### Task objective
Your copy of the material must match it exactly, except that pictures are dropped.

Data entries:
** start **
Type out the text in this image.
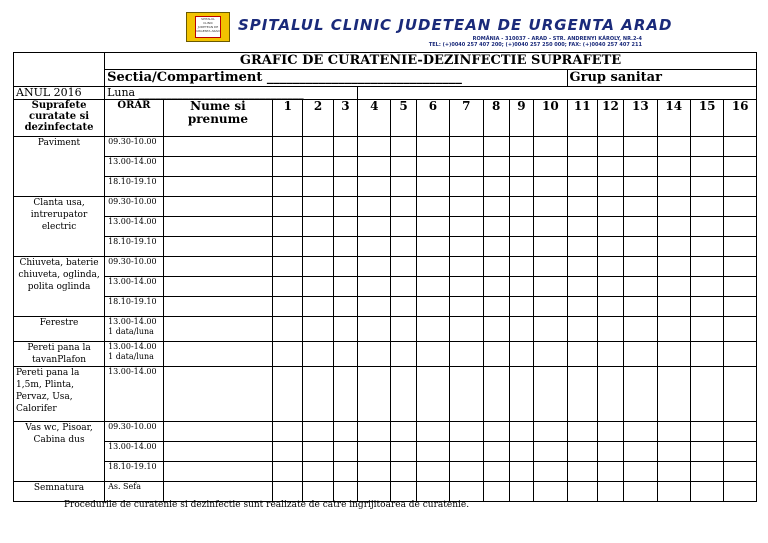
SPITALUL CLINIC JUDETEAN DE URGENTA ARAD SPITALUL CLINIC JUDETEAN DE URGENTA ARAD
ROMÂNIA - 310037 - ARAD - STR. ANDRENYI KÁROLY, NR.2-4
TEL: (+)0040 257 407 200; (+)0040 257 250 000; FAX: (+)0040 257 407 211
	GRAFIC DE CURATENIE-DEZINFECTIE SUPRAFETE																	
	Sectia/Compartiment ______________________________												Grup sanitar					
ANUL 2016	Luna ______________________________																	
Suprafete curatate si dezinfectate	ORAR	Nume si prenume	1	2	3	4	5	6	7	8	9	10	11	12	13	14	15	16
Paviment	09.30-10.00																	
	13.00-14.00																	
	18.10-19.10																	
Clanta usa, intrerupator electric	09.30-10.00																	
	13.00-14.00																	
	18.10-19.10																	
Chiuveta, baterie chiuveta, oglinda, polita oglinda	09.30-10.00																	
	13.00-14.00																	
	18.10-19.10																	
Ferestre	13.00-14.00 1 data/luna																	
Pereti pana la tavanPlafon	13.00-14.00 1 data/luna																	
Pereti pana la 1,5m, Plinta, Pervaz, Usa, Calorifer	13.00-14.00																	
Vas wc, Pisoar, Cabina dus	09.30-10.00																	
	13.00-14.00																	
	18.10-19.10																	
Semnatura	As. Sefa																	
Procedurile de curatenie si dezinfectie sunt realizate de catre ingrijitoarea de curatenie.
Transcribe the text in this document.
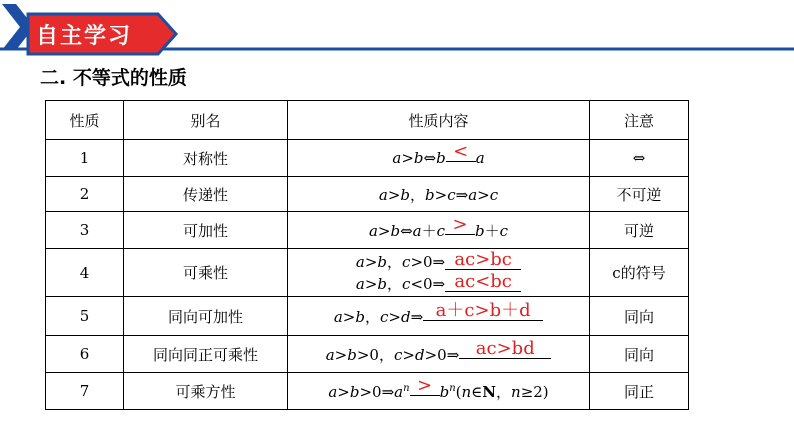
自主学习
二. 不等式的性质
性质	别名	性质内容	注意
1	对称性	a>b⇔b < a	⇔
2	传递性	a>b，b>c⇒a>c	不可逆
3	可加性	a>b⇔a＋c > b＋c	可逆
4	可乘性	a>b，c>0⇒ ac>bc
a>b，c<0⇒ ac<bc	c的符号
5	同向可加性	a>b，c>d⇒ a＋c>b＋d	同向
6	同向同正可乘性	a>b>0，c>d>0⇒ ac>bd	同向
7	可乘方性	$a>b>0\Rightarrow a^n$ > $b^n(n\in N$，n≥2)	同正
** end **
### Correct response
Type out the text in this image.
SPITALUL CLINIC JUDETEAN DE URGENTA ARAD SPITALUL CLINIC JUDETEAN DE URGENTA ARAD
ROMÂNIA - 310037 - ARAD - STR. ANDRENYI KÁROLY, NR.2-4
TEL: (+)0040 257 407 200; (+)0040 257 250 000; FAX: (+)0040 257 407 211
	GRAFIC DE CURATENIE-DEZINFECTIE SUPRAFETE																	
	Sectia/Compartiment ______________________________												Grup sanitar					
ANUL 2016	Luna ______________________________																	
Suprafete curatate si dezinfectate	ORAR	Nume si prenume	1	2	3	4	5	6	7	8	9	10	11	12	13	14	15	16
Paviment	09.30-10.00																	
	13.00-14.00																	
	18.10-19.10																	
Clanta usa, intrerupator electric	09.30-10.00																	
	13.00-14.00																	
	18.10-19.10																	
Chiuveta, baterie chiuveta, oglinda, polita oglinda	09.30-10.00																	
	13.00-14.00																	
	18.10-19.10																	
Ferestre	13.00-14.00 1 data/luna																	
Pereti pana la tavanPlafon	13.00-14.00 1 data/luna																	
Pereti pana la 1,5m, Plinta, Pervaz, Usa, Calorifer	13.00-14.00																	
Vas wc, Pisoar, Cabina dus	09.30-10.00																	
	13.00-14.00																	
	18.10-19.10																	
Semnatura	As. Sefa																	
Procedurile de curatenie si dezinfectie sunt realizate de catre ingrijitoarea de curatenie.
Transcribe the text in this document.
自主学习
二. 不等式的性质
性质	别名	性质内容	注意
1	对称性	a>b⇔b < a	⇔
2	传递性	a>b，b>c⇒a>c	不可逆
3	可加性	a>b⇔a＋c > b＋c	可逆
4	可乘性	a>b，c>0⇒ ac>bc
a>b，c<0⇒ ac<bc	c的符号
5	同向可加性	a>b，c>d⇒ a＋c>b＋d	同向
6	同向同正可乘性	a>b>0，c>d>0⇒ ac>bd	同向
7	可乘方性	$a>b>0\Rightarrow a^n$ > $b^n(n\in N$，n≥2)	同正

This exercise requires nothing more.